**Do this:** Wherever the word "正则匹配如" appears in a line, copy that line.

START Task material

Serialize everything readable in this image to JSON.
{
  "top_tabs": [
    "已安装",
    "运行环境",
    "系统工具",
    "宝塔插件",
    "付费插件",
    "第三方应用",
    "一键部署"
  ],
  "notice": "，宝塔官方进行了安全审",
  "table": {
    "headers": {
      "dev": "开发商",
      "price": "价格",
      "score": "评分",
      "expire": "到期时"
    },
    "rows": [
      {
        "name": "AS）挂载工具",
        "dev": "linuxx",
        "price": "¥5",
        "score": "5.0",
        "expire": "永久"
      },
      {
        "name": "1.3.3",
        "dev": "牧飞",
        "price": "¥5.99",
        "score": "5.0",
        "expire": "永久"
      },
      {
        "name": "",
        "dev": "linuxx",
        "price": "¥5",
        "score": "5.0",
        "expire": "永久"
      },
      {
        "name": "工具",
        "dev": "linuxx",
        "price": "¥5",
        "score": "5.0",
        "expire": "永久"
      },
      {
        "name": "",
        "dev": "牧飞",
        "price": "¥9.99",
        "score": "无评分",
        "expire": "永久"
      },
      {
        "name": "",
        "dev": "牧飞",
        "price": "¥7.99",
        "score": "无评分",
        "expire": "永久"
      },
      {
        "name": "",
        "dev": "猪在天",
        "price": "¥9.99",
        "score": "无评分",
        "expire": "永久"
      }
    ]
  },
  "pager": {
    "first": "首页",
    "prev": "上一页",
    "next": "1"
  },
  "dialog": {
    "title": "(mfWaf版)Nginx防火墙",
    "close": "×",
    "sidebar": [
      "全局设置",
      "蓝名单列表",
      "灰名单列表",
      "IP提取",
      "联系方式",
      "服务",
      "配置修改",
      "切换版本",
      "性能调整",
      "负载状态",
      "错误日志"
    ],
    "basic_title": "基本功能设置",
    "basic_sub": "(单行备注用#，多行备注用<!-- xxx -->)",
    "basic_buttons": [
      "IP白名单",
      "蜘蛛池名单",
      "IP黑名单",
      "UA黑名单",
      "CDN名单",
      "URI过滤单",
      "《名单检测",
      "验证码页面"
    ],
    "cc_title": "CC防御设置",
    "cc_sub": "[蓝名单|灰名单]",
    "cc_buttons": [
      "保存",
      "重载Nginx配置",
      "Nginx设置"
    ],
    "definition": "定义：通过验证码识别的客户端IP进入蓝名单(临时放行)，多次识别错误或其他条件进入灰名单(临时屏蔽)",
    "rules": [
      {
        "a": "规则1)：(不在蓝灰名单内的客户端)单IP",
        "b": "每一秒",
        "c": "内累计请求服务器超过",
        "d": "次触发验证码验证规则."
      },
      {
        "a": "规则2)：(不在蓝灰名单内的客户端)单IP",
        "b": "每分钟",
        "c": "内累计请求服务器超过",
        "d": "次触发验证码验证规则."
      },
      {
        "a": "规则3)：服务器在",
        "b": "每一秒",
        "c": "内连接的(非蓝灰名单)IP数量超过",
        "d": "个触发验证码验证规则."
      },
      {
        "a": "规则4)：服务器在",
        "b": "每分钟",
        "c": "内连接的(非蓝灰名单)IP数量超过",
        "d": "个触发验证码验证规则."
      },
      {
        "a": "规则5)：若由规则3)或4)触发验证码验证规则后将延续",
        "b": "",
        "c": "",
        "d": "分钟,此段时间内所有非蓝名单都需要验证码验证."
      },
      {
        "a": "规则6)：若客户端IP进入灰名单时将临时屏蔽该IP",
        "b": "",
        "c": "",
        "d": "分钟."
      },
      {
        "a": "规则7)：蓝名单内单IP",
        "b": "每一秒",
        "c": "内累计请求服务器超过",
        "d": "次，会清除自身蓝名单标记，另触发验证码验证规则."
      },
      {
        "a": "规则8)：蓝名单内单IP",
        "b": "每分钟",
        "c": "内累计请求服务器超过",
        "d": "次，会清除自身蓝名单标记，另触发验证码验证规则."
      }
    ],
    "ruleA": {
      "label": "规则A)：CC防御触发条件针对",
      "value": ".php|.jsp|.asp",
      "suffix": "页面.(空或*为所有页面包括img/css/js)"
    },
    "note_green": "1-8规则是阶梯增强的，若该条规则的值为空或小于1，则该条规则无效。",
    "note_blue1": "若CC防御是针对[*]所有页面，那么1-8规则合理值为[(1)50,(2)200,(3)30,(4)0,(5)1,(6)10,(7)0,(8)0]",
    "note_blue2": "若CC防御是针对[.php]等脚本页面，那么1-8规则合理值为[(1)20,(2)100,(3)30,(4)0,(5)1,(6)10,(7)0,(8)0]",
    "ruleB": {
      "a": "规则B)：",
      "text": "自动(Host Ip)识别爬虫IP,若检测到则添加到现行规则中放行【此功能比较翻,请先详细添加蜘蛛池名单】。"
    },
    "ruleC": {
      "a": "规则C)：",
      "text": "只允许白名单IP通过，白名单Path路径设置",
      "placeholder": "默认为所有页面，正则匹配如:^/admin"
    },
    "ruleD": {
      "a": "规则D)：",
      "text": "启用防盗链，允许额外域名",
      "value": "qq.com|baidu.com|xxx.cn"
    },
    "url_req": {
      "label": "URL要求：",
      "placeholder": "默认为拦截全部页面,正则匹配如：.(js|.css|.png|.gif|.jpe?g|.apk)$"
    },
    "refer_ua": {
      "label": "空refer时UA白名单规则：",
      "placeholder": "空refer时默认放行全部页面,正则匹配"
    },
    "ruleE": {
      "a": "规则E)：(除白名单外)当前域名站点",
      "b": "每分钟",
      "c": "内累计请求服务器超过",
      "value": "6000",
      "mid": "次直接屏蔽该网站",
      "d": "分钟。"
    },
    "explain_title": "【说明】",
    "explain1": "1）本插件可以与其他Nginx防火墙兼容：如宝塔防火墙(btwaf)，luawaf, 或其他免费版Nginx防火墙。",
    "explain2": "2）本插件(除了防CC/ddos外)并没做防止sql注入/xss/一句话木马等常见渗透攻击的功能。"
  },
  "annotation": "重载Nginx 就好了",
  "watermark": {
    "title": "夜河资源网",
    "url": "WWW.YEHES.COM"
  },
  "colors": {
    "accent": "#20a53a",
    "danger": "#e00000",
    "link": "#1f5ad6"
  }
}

END Task material

**Result:**
      "placeholder": "默认为所有页面，正则匹配如:^/admin"
      "placeholder": "默认为拦截全部页面,正则匹配如：.(js|.css|.png|.gif|.jpe?g|.apk)$"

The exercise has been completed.